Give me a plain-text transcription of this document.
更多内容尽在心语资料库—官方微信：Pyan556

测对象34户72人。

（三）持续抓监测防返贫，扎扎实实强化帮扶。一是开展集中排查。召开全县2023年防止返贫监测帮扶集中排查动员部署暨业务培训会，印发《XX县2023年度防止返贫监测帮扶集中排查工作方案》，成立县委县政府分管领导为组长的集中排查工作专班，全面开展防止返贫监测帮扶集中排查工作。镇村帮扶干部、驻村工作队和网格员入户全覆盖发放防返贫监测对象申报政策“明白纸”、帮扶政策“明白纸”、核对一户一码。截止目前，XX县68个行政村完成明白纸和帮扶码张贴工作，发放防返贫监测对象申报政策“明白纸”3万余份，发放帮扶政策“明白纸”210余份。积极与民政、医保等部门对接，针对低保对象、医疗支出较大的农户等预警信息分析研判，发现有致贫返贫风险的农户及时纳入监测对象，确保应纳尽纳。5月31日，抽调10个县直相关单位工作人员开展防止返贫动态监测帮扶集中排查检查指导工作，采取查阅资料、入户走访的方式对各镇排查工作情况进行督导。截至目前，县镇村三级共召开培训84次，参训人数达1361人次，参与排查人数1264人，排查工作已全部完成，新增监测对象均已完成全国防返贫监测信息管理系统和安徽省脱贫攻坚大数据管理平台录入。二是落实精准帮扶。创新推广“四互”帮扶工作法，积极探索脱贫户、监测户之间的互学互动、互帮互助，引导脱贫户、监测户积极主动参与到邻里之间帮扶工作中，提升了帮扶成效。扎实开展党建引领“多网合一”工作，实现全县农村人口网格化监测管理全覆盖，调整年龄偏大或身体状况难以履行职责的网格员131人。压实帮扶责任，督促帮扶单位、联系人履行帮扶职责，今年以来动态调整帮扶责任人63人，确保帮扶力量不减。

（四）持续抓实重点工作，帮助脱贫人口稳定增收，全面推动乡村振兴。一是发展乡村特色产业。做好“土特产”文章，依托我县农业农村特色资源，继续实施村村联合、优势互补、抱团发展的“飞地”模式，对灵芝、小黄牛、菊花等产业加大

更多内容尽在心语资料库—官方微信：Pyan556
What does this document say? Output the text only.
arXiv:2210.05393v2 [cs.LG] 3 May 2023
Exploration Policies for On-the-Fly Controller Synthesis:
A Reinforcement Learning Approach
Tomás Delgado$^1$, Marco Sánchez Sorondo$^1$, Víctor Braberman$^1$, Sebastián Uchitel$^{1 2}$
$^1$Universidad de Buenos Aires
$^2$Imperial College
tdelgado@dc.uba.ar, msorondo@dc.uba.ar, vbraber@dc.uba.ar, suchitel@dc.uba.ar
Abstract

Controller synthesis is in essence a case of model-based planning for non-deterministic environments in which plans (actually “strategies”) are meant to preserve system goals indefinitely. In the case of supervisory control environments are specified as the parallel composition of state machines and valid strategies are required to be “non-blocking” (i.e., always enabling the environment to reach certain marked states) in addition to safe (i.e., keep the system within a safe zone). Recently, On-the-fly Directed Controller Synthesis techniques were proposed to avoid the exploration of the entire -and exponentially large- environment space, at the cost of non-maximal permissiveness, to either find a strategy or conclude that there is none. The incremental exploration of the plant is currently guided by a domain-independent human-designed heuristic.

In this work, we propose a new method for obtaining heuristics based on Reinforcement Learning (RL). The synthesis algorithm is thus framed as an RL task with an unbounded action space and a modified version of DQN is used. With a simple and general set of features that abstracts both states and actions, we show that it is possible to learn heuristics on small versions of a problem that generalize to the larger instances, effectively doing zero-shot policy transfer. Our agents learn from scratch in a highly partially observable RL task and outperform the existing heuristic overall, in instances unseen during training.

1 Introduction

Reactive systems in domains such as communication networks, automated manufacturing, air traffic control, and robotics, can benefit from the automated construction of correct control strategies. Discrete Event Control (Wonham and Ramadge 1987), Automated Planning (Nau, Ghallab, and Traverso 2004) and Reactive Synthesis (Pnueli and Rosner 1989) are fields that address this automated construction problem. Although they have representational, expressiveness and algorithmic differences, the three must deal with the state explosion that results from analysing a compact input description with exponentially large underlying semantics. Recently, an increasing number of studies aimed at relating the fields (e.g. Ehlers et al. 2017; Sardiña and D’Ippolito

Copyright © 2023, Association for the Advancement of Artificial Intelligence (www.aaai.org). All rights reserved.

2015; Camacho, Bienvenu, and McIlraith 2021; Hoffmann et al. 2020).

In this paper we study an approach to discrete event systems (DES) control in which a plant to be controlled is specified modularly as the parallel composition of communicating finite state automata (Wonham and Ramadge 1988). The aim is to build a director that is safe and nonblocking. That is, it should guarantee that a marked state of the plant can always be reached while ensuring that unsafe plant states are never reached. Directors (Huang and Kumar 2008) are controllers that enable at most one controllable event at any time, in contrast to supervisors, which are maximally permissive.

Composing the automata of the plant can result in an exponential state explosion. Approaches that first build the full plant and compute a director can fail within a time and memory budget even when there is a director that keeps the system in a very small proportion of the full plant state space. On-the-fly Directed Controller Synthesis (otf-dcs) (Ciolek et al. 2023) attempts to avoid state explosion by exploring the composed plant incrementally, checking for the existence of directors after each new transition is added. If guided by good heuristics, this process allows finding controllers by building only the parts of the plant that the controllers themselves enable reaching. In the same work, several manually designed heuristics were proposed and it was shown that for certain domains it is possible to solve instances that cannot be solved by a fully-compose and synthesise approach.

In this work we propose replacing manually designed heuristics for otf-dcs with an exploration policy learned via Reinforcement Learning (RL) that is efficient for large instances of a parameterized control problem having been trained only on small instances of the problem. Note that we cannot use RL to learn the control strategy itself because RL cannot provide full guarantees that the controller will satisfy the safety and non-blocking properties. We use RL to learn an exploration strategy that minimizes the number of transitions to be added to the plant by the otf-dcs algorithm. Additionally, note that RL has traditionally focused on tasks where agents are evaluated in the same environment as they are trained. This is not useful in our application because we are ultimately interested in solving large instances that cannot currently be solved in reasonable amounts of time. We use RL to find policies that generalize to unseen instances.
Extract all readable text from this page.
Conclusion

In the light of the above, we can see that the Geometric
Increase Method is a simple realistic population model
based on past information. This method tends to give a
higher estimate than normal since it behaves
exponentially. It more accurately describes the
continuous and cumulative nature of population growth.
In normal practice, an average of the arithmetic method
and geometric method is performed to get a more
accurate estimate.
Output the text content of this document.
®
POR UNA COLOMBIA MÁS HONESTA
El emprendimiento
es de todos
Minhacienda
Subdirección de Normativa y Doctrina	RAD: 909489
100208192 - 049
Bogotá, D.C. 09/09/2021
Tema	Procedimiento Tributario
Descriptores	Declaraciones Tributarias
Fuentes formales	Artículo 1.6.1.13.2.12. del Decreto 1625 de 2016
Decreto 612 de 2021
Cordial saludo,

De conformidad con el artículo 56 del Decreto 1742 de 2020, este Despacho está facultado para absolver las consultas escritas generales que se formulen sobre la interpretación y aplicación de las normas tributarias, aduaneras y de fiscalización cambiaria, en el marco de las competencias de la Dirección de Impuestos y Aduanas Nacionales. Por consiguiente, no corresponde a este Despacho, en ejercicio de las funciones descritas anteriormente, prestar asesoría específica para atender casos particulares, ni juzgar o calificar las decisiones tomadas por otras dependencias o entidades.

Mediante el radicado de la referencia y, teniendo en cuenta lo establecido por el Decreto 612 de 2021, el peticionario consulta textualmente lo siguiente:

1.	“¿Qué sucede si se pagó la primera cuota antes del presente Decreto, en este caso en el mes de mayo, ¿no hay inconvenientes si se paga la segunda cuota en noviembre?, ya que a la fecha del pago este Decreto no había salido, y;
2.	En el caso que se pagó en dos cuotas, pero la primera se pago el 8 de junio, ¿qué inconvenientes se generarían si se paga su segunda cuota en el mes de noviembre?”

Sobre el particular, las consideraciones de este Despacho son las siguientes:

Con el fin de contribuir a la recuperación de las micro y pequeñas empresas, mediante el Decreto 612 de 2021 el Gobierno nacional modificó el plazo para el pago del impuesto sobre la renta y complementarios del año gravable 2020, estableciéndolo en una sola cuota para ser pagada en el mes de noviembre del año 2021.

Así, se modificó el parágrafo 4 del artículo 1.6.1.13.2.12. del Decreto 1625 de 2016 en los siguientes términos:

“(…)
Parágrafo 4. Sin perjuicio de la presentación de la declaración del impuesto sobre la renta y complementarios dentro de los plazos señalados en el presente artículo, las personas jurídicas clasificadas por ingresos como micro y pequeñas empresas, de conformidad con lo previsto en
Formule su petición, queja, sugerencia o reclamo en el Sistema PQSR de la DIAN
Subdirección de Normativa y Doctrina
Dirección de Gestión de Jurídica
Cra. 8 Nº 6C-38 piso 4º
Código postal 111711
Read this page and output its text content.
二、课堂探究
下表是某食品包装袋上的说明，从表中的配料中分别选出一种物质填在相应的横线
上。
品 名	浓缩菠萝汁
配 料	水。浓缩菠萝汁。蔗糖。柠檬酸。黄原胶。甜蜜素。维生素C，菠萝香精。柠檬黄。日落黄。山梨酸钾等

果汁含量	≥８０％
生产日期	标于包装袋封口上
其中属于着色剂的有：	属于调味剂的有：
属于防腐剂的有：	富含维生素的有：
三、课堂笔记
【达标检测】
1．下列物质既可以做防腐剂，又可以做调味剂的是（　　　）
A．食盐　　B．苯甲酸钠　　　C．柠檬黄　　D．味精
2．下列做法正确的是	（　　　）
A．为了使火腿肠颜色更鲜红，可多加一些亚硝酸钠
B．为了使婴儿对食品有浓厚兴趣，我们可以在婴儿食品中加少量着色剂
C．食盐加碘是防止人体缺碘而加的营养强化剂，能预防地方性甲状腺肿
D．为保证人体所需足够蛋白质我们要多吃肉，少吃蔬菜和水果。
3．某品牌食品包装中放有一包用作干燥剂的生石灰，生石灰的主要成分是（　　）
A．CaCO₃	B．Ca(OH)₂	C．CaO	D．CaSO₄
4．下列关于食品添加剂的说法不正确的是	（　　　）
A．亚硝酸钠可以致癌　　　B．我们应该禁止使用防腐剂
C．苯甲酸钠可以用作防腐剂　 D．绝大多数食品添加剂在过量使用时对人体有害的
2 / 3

--------

» What you will do
Transcribe only the trailing portion of the entries above: the line that contains "Read this page and output its text content." and each line after it.

» Answer in full
Read this page and output its text content.
二、课堂探究
下表是某食品包装袋上的说明，从表中的配料中分别选出一种物质填在相应的横线
上。
品 名	浓缩菠萝汁
配 料	水。浓缩菠萝汁。蔗糖。柠檬酸。黄原胶。甜蜜素。维生素C，菠萝香精。柠檬黄。日落黄。山梨酸钾等

果汁含量	≥８０％
生产日期	标于包装袋封口上
其中属于着色剂的有：	属于调味剂的有：
属于防腐剂的有：	富含维生素的有：
三、课堂笔记
【达标检测】
1．下列物质既可以做防腐剂，又可以做调味剂的是（　　　）
A．食盐　　B．苯甲酸钠　　　C．柠檬黄　　D．味精
2．下列做法正确的是	（　　　）
A．为了使火腿肠颜色更鲜红，可多加一些亚硝酸钠
B．为了使婴儿对食品有浓厚兴趣，我们可以在婴儿食品中加少量着色剂
C．食盐加碘是防止人体缺碘而加的营养强化剂，能预防地方性甲状腺肿
D．为保证人体所需足够蛋白质我们要多吃肉，少吃蔬菜和水果。
3．某品牌食品包装中放有一包用作干燥剂的生石灰，生石灰的主要成分是（　　）
A．CaCO₃	B．Ca(OH)₂	C．CaO	D．CaSO₄
4．下列关于食品添加剂的说法不正确的是	（　　　）
A．亚硝酸钠可以致癌　　　B．我们应该禁止使用防腐剂
C．苯甲酸钠可以用作防腐剂　 D．绝大多数食品添加剂在过量使用时对人体有害的
2 / 3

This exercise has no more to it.